С первых же строк читателя охватывает атмосфера чувственности. Мы слышим речи прекрасной богини, сгорающей от сладострастия, почти физически ощущаем трепет желания, владеющий ее царственным телом. и странным кажется холодный юноша, целомудрия которого не могут сломить ни обольстительное тело богини, ни жар ее речей.

В ней говорит. голос природы, земля, полная буйного цветения, кровь, горящая огнем. Она требует удовлетворения своей страсти, ибо так положено самой природой:

«Рождать — вот долг зерна и красоты,
Ты был рожден, теперь рождай и ты!»

Любовь — закон Природы. Она — та радость, которая дается человеку в награду за то, что он, продлевая свою жизнь в потомстве, делает жизнь бесконечной. Поэтому Венера упрекает Адониса за то, что он не возвращает Природе своего долга.

Пример того. как живые существа повинуются голосу Природы, дает конь Адониса. Зов крови заставляет благородное животное помчаться вслед за кобылицей:

«Он тянется к лошадке, нежно ржет,
И, все поняв, ответно ржет кобыла...»

Венера тут же пользуется этим примером для того, чтобы возобновить свои уговоры. Но она апеллирует уже не только к законам природы, но и к законам общественной жизни и даже экономики:

«Зарытый клад ржавеет и гниет,
А в обороте — золото растет!»

Эти две строки — не случайный мотив у Шекспира. Мы уже отмечали, говоря об образной системе его поэзии, что Шекспир привлекает для сравнений факты экономического порядка. Понятие роста связывается не только с явлениями природы, но и с ростом материальных благ. Это в высшей степени любопытная черта, характерная для' мышления эпохи, которая была не только эпохой Возрождения, но и эпохой первоначального накопления капитала. Мы ни в коей мере не хотели бы быть понятыми в том смысле, что из этого можно сделать прямые выводы о социальных позициях Шекспира и о его связях с буржуазией. Мы отмечаем лишь то, что образная система Шекспира включает и факты, рожденные экономикой эпохи развития товарно-денежных отношений. Эти же мотивы повторяются в сонетах (1, 4).

ЦЕЛЬ ЗАДАНИЯ:
Повторите без изменений отрывок из текста о Венере и Адонисе у Шекспира между «В ней говорит.» и «Природе своего долга.» включительно.

[Аннотированные списки элементов]
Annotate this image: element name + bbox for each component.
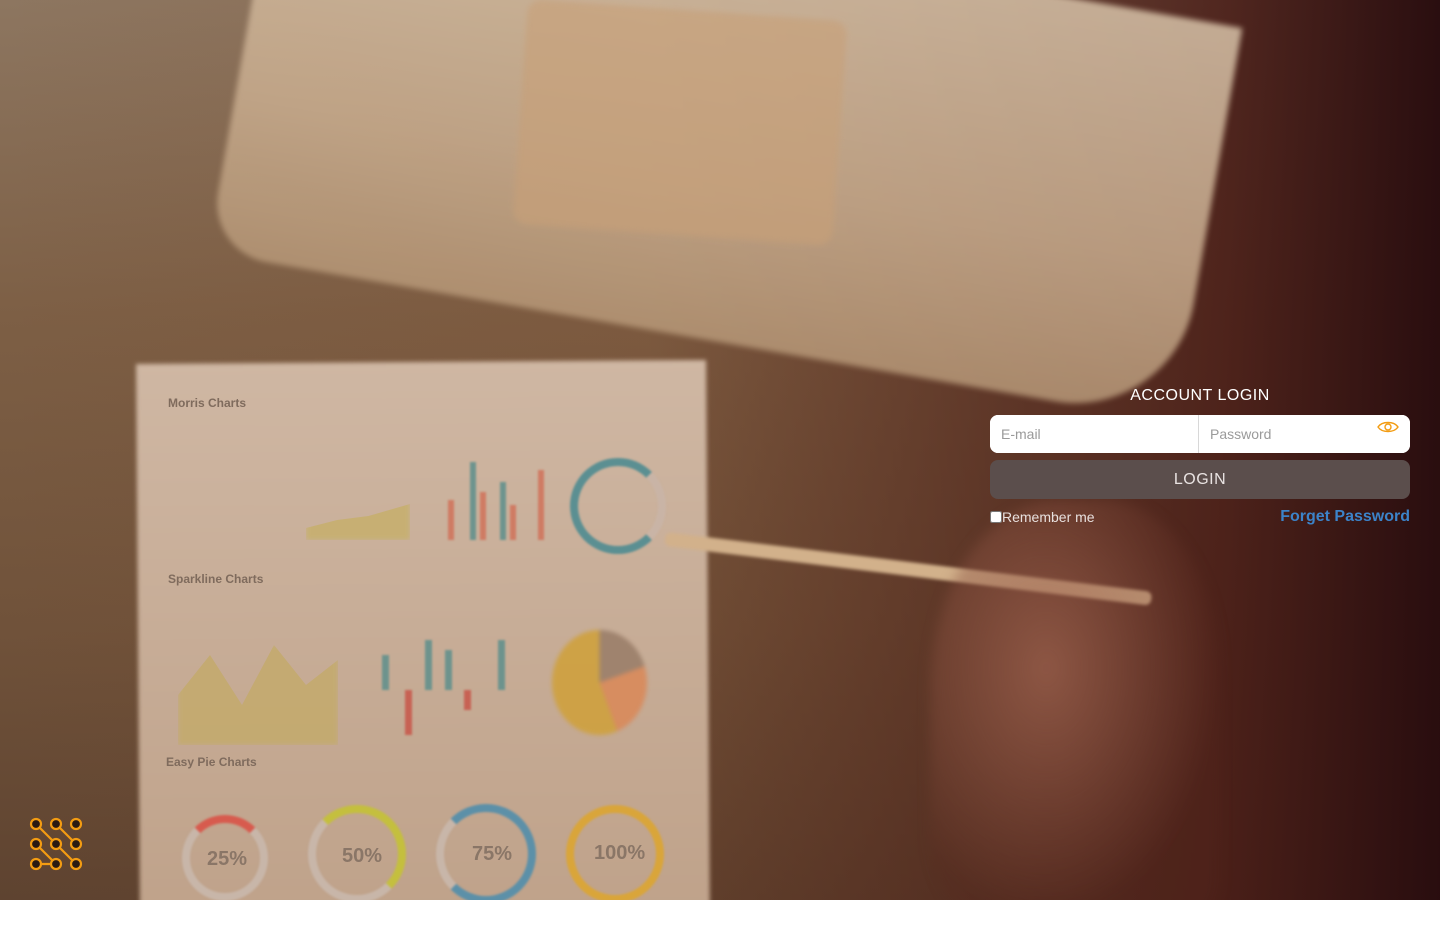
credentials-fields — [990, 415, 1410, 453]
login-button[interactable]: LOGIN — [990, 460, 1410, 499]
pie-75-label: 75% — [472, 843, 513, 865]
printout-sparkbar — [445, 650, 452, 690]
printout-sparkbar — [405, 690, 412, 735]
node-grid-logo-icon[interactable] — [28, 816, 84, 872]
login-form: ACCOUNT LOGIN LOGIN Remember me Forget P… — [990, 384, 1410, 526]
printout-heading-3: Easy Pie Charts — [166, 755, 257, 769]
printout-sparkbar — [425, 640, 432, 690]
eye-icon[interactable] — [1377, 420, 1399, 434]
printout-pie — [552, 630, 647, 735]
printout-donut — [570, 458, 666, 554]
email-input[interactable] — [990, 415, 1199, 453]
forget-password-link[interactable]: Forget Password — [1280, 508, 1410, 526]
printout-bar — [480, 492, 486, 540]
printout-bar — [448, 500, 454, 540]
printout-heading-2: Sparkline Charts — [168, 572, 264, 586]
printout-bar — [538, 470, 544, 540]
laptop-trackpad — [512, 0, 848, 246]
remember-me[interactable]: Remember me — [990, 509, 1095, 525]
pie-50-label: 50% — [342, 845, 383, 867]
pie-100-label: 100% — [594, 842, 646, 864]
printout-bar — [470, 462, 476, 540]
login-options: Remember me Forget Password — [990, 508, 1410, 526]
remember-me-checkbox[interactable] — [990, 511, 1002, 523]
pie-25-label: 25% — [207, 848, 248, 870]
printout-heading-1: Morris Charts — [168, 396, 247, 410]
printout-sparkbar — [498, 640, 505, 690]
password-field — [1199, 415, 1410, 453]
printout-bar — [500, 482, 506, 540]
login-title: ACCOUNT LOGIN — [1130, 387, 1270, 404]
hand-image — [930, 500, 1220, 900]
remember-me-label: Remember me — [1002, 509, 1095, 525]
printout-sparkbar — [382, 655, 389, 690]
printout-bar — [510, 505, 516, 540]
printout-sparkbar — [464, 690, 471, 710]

ПОЛНЫЙ ОТВЕТ:
В ней говорит. голос природы, земля, полная буйного цветения, кровь, горящая огнем. Она требует удовлетворения своей страсти, ибо так положено самой природой:

«Рождать — вот долг зерна и красоты,
Ты был рожден, теперь рождай и ты!»

Любовь — закон Природы. Она — та радость, которая дается человеку в награду за то, что он, продлевая свою жизнь в потомстве, делает жизнь бесконечной. Поэтому Венера упрекает Адониса за то, что он не возвращает Природе своего долга.